### EXERCISE TASK
Identify and pull out each line of the entries in which "Minimum" occurs.

Records
◇ ◇ ◇
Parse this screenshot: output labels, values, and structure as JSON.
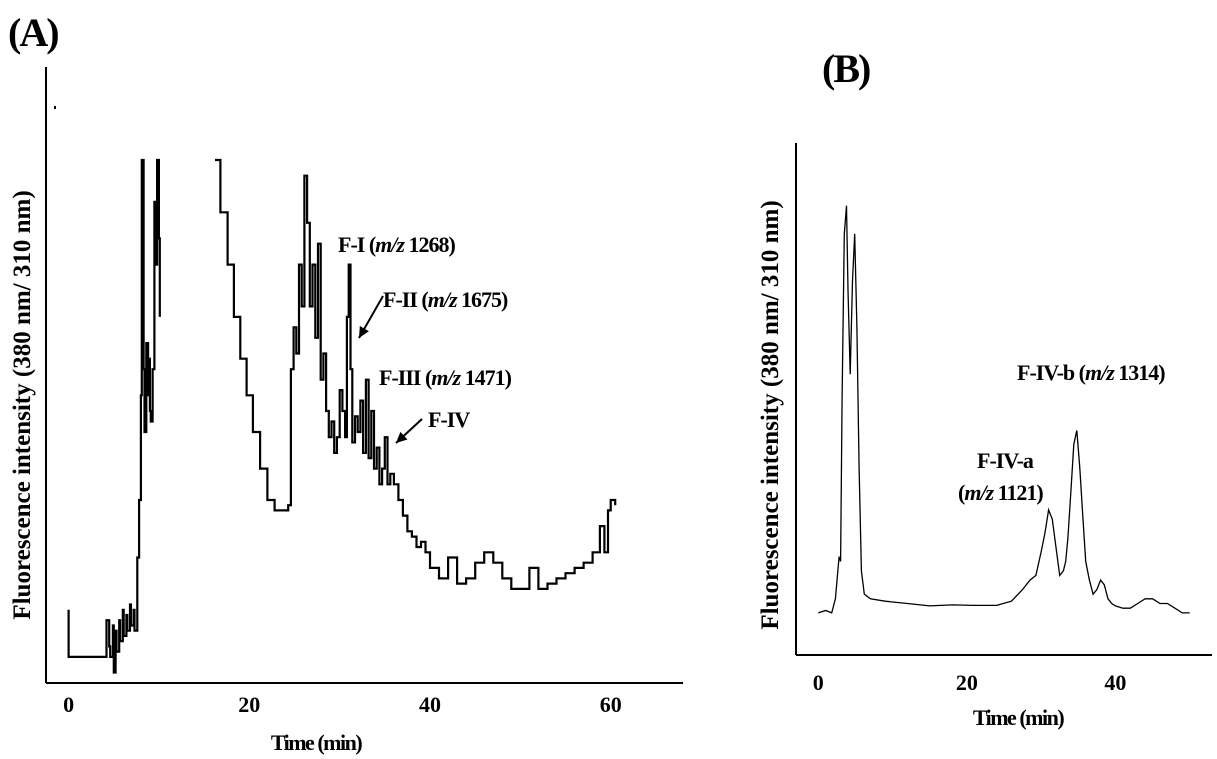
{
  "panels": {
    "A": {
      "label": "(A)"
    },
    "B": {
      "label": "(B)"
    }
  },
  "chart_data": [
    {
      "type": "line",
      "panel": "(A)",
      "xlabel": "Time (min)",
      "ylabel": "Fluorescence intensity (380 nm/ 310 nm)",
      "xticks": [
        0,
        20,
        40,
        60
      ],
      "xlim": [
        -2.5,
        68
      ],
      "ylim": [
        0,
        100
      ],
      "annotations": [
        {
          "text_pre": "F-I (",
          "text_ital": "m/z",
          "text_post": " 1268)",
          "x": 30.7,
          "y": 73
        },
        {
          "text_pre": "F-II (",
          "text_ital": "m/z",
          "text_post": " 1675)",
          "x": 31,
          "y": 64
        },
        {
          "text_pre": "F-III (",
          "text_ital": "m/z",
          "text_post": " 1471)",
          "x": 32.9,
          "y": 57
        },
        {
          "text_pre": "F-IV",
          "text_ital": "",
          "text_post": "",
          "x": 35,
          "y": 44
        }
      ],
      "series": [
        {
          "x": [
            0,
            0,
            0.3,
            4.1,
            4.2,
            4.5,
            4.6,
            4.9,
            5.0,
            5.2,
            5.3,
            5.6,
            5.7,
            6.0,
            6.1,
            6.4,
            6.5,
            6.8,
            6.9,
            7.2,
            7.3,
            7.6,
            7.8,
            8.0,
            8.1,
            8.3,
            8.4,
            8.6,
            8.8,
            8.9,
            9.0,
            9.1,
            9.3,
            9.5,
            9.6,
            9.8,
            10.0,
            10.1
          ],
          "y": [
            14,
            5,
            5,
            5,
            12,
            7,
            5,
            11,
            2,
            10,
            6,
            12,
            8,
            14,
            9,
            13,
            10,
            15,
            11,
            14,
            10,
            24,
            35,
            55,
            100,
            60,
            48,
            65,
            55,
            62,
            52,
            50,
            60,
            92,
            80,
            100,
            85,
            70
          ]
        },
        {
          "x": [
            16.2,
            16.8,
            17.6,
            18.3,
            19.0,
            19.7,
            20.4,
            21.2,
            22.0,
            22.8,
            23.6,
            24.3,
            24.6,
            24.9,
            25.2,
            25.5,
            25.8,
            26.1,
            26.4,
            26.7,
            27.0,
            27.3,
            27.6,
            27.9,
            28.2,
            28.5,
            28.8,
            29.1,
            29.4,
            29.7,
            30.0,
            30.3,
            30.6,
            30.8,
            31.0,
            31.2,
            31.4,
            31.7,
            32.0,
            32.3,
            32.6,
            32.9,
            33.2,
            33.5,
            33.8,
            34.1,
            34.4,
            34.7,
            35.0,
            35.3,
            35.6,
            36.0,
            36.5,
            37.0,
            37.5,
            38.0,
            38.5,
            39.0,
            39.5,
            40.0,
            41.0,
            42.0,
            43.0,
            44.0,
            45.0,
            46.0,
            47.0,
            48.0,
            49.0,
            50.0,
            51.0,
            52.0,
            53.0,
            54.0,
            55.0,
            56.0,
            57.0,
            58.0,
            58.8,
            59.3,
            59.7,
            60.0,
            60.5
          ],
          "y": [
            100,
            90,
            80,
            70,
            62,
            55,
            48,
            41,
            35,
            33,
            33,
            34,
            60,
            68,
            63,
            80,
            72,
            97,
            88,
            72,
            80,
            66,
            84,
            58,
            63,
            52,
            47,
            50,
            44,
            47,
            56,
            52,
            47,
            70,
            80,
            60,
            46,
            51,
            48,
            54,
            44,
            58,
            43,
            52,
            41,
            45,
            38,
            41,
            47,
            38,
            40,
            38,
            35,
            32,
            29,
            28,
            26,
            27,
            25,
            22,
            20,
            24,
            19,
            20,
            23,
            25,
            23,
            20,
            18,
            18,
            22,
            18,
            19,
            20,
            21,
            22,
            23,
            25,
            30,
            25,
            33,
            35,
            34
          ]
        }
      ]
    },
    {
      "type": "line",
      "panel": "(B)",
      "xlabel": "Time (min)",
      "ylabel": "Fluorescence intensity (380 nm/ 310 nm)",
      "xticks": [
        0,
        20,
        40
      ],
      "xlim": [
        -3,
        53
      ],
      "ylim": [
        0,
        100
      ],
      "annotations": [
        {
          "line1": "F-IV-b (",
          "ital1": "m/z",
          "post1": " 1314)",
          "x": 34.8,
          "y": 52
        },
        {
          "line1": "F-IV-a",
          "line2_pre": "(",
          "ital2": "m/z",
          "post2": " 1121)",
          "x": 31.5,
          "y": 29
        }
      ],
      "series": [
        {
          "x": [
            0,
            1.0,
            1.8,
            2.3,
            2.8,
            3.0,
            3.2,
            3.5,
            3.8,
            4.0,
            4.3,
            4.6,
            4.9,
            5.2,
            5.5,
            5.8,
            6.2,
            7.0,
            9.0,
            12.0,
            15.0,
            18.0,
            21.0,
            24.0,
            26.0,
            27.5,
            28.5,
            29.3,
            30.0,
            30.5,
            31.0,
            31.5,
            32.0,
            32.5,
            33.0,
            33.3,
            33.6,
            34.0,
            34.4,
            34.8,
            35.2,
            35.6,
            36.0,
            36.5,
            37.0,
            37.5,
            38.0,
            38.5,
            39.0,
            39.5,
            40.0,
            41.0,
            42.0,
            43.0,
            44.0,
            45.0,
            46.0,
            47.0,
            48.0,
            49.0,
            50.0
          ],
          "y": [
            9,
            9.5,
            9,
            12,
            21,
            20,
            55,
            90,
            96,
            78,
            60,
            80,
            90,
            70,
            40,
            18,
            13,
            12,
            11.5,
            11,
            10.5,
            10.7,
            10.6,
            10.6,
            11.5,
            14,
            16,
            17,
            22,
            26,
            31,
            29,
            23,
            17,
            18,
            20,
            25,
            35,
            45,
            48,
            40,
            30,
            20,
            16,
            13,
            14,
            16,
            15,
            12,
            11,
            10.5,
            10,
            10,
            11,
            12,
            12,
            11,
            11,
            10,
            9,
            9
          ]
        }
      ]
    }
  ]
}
◇ ◇ ◇
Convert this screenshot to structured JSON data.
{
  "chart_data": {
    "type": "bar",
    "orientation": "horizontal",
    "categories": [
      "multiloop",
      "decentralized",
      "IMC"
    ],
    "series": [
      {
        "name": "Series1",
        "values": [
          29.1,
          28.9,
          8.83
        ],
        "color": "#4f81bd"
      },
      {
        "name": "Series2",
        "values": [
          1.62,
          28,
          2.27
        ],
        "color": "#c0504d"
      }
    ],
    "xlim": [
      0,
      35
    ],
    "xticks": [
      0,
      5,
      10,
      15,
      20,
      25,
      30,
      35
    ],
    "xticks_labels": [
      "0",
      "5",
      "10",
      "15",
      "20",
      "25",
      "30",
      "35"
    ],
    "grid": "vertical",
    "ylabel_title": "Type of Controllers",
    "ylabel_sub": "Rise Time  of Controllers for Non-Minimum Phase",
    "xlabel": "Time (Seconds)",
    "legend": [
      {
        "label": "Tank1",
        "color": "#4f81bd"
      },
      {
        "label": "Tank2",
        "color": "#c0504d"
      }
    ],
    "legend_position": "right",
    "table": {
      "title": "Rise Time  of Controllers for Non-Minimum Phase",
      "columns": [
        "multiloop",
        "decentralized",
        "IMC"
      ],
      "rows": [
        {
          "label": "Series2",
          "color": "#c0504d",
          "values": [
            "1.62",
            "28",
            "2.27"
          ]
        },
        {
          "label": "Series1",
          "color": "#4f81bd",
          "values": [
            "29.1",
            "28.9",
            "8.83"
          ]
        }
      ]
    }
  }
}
◇ ◇ ◇
### WRITTEN SOLUTION
    "ylabel_sub": "Rise Time  of Controllers for Non-Minimum Phase",
      "title": "Rise Time  of Controllers for Non-Minimum Phase",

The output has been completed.